__GIVEN INFORMATION__.
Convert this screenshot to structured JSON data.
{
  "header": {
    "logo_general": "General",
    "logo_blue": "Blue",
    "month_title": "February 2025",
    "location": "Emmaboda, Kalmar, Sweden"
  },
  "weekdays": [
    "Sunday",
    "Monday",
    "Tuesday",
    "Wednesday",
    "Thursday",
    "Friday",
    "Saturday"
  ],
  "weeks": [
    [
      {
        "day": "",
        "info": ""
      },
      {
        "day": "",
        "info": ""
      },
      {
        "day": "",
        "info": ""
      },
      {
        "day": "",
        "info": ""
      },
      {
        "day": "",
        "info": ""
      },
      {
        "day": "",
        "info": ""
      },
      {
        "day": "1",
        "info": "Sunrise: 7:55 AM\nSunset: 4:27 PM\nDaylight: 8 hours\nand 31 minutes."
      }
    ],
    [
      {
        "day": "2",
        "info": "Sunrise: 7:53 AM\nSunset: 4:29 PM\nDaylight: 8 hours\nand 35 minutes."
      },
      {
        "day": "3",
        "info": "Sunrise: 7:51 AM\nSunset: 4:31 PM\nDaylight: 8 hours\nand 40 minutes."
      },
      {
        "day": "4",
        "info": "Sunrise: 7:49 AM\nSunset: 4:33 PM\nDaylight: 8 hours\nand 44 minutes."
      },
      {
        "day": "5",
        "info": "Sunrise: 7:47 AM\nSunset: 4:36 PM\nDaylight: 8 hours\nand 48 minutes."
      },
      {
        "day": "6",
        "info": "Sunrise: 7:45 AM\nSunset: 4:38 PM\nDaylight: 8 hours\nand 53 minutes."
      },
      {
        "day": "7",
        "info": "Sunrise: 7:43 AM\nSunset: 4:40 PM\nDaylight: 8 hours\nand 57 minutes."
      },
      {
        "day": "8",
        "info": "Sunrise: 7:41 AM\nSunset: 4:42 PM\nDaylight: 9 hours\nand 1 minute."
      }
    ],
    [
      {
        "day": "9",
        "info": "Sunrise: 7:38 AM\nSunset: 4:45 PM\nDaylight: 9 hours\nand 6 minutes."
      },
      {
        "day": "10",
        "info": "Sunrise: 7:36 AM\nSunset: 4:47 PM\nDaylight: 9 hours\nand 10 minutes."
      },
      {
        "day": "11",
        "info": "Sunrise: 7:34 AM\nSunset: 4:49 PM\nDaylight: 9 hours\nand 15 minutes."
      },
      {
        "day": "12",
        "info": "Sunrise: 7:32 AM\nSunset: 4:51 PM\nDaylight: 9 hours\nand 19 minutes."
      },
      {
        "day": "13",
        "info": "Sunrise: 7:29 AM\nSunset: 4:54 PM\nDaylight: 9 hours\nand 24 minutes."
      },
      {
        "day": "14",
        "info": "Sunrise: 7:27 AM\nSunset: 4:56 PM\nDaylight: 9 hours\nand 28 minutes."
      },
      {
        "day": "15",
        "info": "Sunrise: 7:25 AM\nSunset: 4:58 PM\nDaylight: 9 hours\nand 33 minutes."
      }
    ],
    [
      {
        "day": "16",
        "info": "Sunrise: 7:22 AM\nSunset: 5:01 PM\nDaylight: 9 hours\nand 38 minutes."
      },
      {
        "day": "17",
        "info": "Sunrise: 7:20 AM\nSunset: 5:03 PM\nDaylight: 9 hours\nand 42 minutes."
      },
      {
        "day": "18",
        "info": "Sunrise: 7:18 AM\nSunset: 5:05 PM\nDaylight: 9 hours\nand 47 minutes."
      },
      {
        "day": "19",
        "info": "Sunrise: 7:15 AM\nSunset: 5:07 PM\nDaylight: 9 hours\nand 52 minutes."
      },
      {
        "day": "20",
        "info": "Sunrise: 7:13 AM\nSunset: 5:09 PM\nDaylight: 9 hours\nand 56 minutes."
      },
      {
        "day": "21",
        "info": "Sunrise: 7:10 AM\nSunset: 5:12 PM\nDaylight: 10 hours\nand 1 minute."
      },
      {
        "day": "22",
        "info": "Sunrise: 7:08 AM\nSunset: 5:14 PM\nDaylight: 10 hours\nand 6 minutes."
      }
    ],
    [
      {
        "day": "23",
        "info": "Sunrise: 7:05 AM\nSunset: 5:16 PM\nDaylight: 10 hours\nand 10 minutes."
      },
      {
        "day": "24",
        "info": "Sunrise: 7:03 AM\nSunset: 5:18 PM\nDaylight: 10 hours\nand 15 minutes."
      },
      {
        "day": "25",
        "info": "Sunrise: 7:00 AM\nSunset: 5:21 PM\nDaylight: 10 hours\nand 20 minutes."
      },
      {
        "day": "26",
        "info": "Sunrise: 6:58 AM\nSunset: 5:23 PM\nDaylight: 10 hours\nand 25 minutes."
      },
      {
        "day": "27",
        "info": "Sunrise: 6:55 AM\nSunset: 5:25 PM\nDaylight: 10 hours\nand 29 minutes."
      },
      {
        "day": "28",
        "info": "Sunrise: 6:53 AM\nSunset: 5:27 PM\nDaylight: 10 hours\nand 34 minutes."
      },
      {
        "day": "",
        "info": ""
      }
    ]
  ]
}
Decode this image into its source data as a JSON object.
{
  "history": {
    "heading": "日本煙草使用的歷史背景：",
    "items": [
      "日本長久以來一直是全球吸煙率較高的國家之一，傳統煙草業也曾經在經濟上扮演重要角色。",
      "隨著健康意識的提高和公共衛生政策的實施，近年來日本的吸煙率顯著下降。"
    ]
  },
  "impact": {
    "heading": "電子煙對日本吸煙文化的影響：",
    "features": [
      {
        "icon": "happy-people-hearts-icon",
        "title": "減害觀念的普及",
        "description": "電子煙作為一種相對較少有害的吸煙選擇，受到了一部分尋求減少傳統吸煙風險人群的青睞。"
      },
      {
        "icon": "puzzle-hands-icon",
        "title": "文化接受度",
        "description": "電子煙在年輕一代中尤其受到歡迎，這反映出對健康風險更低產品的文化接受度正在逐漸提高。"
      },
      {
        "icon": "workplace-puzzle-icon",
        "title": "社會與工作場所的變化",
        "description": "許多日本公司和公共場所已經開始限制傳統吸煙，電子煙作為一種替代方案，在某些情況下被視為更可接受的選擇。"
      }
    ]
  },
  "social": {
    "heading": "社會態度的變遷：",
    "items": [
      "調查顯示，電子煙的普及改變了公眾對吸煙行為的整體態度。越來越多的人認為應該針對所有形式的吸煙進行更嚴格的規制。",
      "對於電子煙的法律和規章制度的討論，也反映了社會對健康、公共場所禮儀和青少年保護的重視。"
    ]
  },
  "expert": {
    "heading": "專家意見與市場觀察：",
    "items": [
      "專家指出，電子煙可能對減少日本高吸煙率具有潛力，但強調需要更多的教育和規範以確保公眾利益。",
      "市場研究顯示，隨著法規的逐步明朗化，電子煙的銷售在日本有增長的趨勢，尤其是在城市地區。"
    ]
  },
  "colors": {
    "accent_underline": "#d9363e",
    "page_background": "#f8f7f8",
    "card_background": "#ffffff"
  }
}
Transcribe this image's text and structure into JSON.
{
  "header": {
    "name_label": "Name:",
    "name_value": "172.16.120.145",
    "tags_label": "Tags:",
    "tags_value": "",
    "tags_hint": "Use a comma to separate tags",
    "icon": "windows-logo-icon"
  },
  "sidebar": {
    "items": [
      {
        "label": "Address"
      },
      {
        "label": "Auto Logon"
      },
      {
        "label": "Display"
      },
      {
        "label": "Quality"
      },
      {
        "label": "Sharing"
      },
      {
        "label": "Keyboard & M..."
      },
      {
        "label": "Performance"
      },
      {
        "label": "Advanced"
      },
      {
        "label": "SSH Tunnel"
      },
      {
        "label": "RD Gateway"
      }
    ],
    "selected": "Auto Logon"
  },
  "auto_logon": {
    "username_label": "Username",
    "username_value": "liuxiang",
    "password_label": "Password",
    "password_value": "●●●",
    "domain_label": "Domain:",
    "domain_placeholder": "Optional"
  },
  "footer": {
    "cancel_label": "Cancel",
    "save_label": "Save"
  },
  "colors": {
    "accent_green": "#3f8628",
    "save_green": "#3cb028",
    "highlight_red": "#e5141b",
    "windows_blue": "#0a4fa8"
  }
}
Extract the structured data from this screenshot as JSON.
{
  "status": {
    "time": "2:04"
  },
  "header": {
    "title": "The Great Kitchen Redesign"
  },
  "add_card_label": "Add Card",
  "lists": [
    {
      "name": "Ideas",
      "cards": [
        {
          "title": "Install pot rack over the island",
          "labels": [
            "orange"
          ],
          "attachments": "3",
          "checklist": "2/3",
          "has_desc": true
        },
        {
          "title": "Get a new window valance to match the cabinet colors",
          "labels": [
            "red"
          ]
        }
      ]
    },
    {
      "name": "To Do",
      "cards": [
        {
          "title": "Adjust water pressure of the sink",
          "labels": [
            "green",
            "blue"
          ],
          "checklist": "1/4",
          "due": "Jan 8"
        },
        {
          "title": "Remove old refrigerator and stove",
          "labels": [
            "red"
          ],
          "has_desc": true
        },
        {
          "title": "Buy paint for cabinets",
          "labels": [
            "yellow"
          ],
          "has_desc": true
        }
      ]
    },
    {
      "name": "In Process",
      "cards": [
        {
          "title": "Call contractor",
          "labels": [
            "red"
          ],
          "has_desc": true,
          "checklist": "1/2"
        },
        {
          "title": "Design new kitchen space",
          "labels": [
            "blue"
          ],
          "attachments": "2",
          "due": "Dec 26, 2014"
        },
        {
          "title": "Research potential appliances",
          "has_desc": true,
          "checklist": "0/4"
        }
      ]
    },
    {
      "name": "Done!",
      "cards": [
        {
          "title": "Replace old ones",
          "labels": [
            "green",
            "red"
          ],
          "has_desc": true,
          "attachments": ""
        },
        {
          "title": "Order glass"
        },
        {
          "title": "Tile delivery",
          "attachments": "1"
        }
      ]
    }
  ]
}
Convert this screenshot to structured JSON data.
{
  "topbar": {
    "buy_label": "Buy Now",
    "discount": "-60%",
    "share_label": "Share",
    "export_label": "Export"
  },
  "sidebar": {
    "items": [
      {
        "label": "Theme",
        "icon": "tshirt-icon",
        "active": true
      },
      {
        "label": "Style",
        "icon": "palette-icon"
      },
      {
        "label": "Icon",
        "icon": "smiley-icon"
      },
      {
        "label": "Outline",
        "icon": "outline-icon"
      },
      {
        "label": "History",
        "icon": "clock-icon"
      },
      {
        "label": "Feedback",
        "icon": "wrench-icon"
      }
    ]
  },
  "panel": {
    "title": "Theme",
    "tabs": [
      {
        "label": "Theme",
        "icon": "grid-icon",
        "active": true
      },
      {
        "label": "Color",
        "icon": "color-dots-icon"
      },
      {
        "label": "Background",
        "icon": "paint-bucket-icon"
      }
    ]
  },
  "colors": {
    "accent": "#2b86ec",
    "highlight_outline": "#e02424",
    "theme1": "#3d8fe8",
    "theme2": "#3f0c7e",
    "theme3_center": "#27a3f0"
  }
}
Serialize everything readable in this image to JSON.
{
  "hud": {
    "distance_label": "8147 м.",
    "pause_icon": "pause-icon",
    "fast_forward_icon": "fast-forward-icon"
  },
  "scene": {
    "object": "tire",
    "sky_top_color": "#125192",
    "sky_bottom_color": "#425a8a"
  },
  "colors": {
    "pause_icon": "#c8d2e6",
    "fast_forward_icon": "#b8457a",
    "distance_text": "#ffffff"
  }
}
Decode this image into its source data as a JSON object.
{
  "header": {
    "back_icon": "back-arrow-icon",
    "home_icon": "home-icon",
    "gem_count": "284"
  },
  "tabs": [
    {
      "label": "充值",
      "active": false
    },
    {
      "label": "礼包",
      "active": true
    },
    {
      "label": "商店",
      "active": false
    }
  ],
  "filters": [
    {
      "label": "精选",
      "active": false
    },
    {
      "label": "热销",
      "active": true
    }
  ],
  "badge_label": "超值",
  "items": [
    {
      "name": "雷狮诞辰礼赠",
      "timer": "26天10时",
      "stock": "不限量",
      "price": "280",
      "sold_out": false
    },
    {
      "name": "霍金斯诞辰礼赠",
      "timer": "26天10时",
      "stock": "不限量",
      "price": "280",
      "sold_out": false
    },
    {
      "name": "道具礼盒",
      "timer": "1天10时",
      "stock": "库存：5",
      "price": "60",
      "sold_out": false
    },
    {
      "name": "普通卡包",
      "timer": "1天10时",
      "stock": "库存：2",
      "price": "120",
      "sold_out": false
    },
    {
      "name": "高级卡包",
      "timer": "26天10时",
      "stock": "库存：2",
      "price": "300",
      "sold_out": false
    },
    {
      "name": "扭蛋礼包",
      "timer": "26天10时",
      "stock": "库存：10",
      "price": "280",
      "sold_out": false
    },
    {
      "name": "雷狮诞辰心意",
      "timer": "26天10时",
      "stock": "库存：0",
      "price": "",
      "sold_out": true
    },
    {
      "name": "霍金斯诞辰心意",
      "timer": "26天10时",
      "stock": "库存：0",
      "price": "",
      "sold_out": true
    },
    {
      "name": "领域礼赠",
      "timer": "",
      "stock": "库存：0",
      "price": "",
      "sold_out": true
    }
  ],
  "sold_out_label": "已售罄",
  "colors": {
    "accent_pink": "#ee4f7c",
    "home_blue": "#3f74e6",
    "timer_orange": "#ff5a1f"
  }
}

__WORK INSTRUCTIONS__. Go through the records line by line and count those containing the string "checklist". Give only the total.

__RESULT OF THE TASK__. 4